> **Problem description**
Write out the entries verbatim and leave the images out of the copy.

> **Information given**

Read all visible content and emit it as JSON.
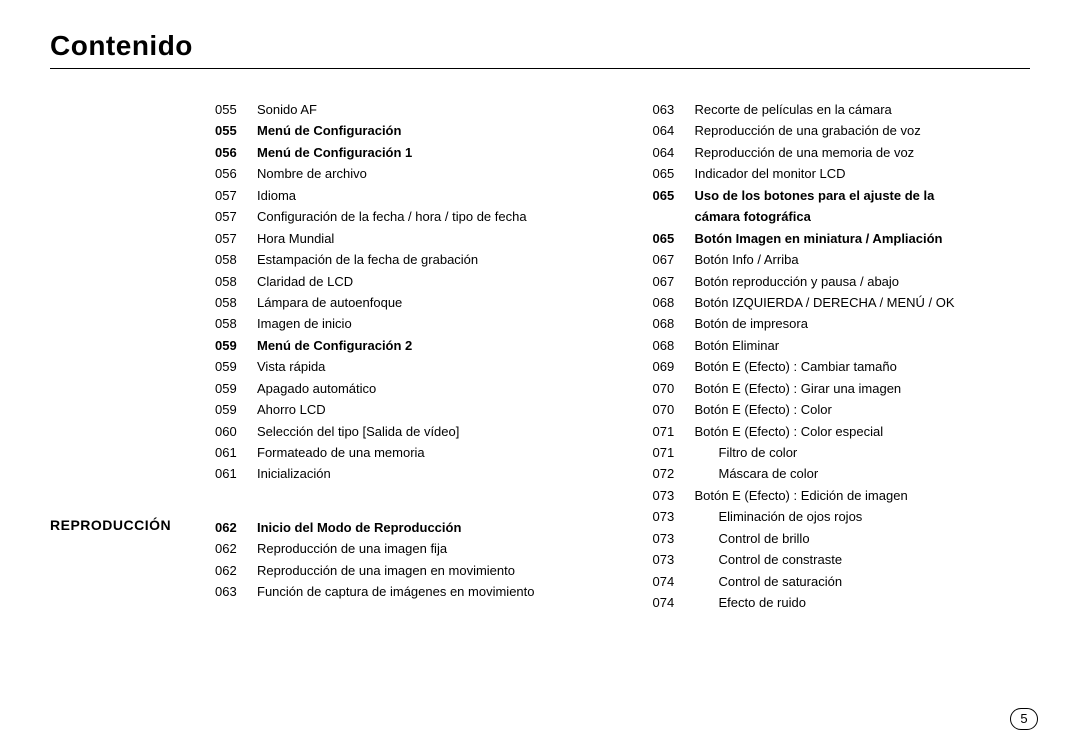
{
  "page_title": "Contenido",
  "page_number": "5",
  "section_heading": "REPRODUCCIÓN",
  "left": {
    "block1": [
      {
        "pg": "055",
        "label": "Sonido AF",
        "bold": false
      },
      {
        "pg": "055",
        "label": "Menú de Configuración",
        "bold": true
      },
      {
        "pg": "056",
        "label": "Menú de Configuración 1",
        "bold": true
      },
      {
        "pg": "056",
        "label": "Nombre de archivo",
        "bold": false
      },
      {
        "pg": "057",
        "label": "Idioma",
        "bold": false
      },
      {
        "pg": "057",
        "label": "Configuración de la fecha / hora / tipo de fecha",
        "bold": false
      },
      {
        "pg": "057",
        "label": "Hora Mundial",
        "bold": false
      },
      {
        "pg": "058",
        "label": "Estampación de la fecha de grabación",
        "bold": false
      },
      {
        "pg": "058",
        "label": "Claridad de LCD",
        "bold": false
      },
      {
        "pg": "058",
        "label": "Lámpara de autoenfoque",
        "bold": false
      },
      {
        "pg": "058",
        "label": "Imagen de inicio",
        "bold": false
      },
      {
        "pg": "059",
        "label": "Menú de Configuración 2",
        "bold": true
      },
      {
        "pg": "059",
        "label": "Vista rápida",
        "bold": false
      },
      {
        "pg": "059",
        "label": "Apagado automático",
        "bold": false
      },
      {
        "pg": "059",
        "label": "Ahorro LCD",
        "bold": false
      },
      {
        "pg": "060",
        "label": "Selección del tipo [Salida de vídeo]",
        "bold": false
      },
      {
        "pg": "061",
        "label": "Formateado de una memoria",
        "bold": false
      },
      {
        "pg": "061",
        "label": "Inicialización",
        "bold": false
      }
    ],
    "block2": [
      {
        "pg": "062",
        "label": "Inicio del Modo de Reproducción",
        "bold": true
      },
      {
        "pg": "062",
        "label": "Reproducción de una imagen fija",
        "bold": false
      },
      {
        "pg": "062",
        "label": "Reproducción de una imagen en movimiento",
        "bold": false
      },
      {
        "pg": "063",
        "label": "Función de captura de imágenes en movimiento",
        "bold": false
      }
    ]
  },
  "right": [
    {
      "pg": "063",
      "label": "Recorte de películas en la cámara",
      "bold": false,
      "indent": false
    },
    {
      "pg": "064",
      "label": "Reproducción de una grabación de voz",
      "bold": false,
      "indent": false
    },
    {
      "pg": "064",
      "label": "Reproducción de una memoria de voz",
      "bold": false,
      "indent": false
    },
    {
      "pg": "065",
      "label": "Indicador del monitor LCD",
      "bold": false,
      "indent": false
    },
    {
      "pg": "065",
      "label": "Uso de los botones para el ajuste de la",
      "bold": true,
      "indent": false
    },
    {
      "pg": "",
      "label": "cámara fotográfica",
      "bold": true,
      "indent": false
    },
    {
      "pg": "065",
      "label": "Botón Imagen en miniatura / Ampliación",
      "bold": true,
      "indent": false
    },
    {
      "pg": "067",
      "label": "Botón Info / Arriba",
      "bold": false,
      "indent": false
    },
    {
      "pg": "067",
      "label": "Botón reproducción y pausa / abajo",
      "bold": false,
      "indent": false
    },
    {
      "pg": "068",
      "label": "Botón IZQUIERDA / DERECHA / MENÚ / OK",
      "bold": false,
      "indent": false
    },
    {
      "pg": "068",
      "label": "Botón de impresora",
      "bold": false,
      "indent": false
    },
    {
      "pg": "068",
      "label": "Botón Eliminar",
      "bold": false,
      "indent": false
    },
    {
      "pg": "069",
      "label": "Botón E (Efecto) : Cambiar tamaño",
      "bold": false,
      "indent": false
    },
    {
      "pg": "070",
      "label": "Botón E (Efecto) : Girar una imagen",
      "bold": false,
      "indent": false
    },
    {
      "pg": "070",
      "label": "Botón E (Efecto) : Color",
      "bold": false,
      "indent": false
    },
    {
      "pg": "071",
      "label": "Botón E (Efecto) : Color especial",
      "bold": false,
      "indent": false
    },
    {
      "pg": "071",
      "label": "Filtro de color",
      "bold": false,
      "indent": true
    },
    {
      "pg": "072",
      "label": "Máscara de color",
      "bold": false,
      "indent": true
    },
    {
      "pg": "073",
      "label": "Botón E (Efecto) : Edición de imagen",
      "bold": false,
      "indent": false
    },
    {
      "pg": "073",
      "label": "Eliminación de ojos rojos",
      "bold": false,
      "indent": true
    },
    {
      "pg": "073",
      "label": "Control de brillo",
      "bold": false,
      "indent": true
    },
    {
      "pg": "073",
      "label": "Control de constraste",
      "bold": false,
      "indent": true
    },
    {
      "pg": "074",
      "label": "Control de saturación",
      "bold": false,
      "indent": true
    },
    {
      "pg": "074",
      "label": "Efecto de ruido",
      "bold": false,
      "indent": true
    }
  ]
}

> **Exercise result**
Read all visible content and emit it as JSON.
{
  "page_title": "Contenido",
  "page_number": "5",
  "section_heading": "REPRODUCCIÓN",
  "left": {
    "block1": [
      {
        "pg": "055",
        "label": "Sonido AF",
        "bold": false
      },
      {
        "pg": "055",
        "label": "Menú de Configuración",
        "bold": true
      },
      {
        "pg": "056",
        "label": "Menú de Configuración 1",
        "bold": true
      },
      {
        "pg": "056",
        "label": "Nombre de archivo",
        "bold": false
      },
      {
        "pg": "057",
        "label": "Idioma",
        "bold": false
      },
      {
        "pg": "057",
        "label": "Configuración de la fecha / hora / tipo de fecha",
        "bold": false
      },
      {
        "pg": "057",
        "label": "Hora Mundial",
        "bold": false
      },
      {
        "pg": "058",
        "label": "Estampación de la fecha de grabación",
        "bold": false
      },
      {
        "pg": "058",
        "label": "Claridad de LCD",
        "bold": false
      },
      {
        "pg": "058",
        "label": "Lámpara de autoenfoque",
        "bold": false
      },
      {
        "pg": "058",
        "label": "Imagen de inicio",
        "bold": false
      },
      {
        "pg": "059",
        "label": "Menú de Configuración 2",
        "bold": true
      },
      {
        "pg": "059",
        "label": "Vista rápida",
        "bold": false
      },
      {
        "pg": "059",
        "label": "Apagado automático",
        "bold": false
      },
      {
        "pg": "059",
        "label": "Ahorro LCD",
        "bold": false
      },
      {
        "pg": "060",
        "label": "Selección del tipo [Salida de vídeo]",
        "bold": false
      },
      {
        "pg": "061",
        "label": "Formateado de una memoria",
        "bold": false
      },
      {
        "pg": "061",
        "label": "Inicialización",
        "bold": false
      }
    ],
    "block2": [
      {
        "pg": "062",
        "label": "Inicio del Modo de Reproducción",
        "bold": true
      },
      {
        "pg": "062",
        "label": "Reproducción de una imagen fija",
        "bold": false
      },
      {
        "pg": "062",
        "label": "Reproducción de una imagen en movimiento",
        "bold": false
      },
      {
        "pg": "063",
        "label": "Función de captura de imágenes en movimiento",
        "bold": false
      }
    ]
  },
  "right": [
    {
      "pg": "063",
      "label": "Recorte de películas en la cámara",
      "bold": false,
      "indent": false
    },
    {
      "pg": "064",
      "label": "Reproducción de una grabación de voz",
      "bold": false,
      "indent": false
    },
    {
      "pg": "064",
      "label": "Reproducción de una memoria de voz",
      "bold": false,
      "indent": false
    },
    {
      "pg": "065",
      "label": "Indicador del monitor LCD",
      "bold": false,
      "indent": false
    },
    {
      "pg": "065",
      "label": "Uso de los botones para el ajuste de la",
      "bold": true,
      "indent": false
    },
    {
      "pg": "",
      "label": "cámara fotográfica",
      "bold": true,
      "indent": false
    },
    {
      "pg": "065",
      "label": "Botón Imagen en miniatura / Ampliación",
      "bold": true,
      "indent": false
    },
    {
      "pg": "067",
      "label": "Botón Info / Arriba",
      "bold": false,
      "indent": false
    },
    {
      "pg": "067",
      "label": "Botón reproducción y pausa / abajo",
      "bold": false,
      "indent": false
    },
    {
      "pg": "068",
      "label": "Botón IZQUIERDA / DERECHA / MENÚ / OK",
      "bold": false,
      "indent": false
    },
    {
      "pg": "068",
      "label": "Botón de impresora",
      "bold": false,
      "indent": false
    },
    {
      "pg": "068",
      "label": "Botón Eliminar",
      "bold": false,
      "indent": false
    },
    {
      "pg": "069",
      "label": "Botón E (Efecto) : Cambiar tamaño",
      "bold": false,
      "indent": false
    },
    {
      "pg": "070",
      "label": "Botón E (Efecto) : Girar una imagen",
      "bold": false,
      "indent": false
    },
    {
      "pg": "070",
      "label": "Botón E (Efecto) : Color",
      "bold": false,
      "indent": false
    },
    {
      "pg": "071",
      "label": "Botón E (Efecto) : Color especial",
      "bold": false,
      "indent": false
    },
    {
      "pg": "071",
      "label": "Filtro de color",
      "bold": false,
      "indent": true
    },
    {
      "pg": "072",
      "label": "Máscara de color",
      "bold": false,
      "indent": true
    },
    {
      "pg": "073",
      "label": "Botón E (Efecto) : Edición de imagen",
      "bold": false,
      "indent": false
    },
    {
      "pg": "073",
      "label": "Eliminación de ojos rojos",
      "bold": false,
      "indent": true
    },
    {
      "pg": "073",
      "label": "Control de brillo",
      "bold": false,
      "indent": true
    },
    {
      "pg": "073",
      "label": "Control de constraste",
      "bold": false,
      "indent": true
    },
    {
      "pg": "074",
      "label": "Control de saturación",
      "bold": false,
      "indent": true
    },
    {
      "pg": "074",
      "label": "Efecto de ruido",
      "bold": false,
      "indent": true
    }
  ]
}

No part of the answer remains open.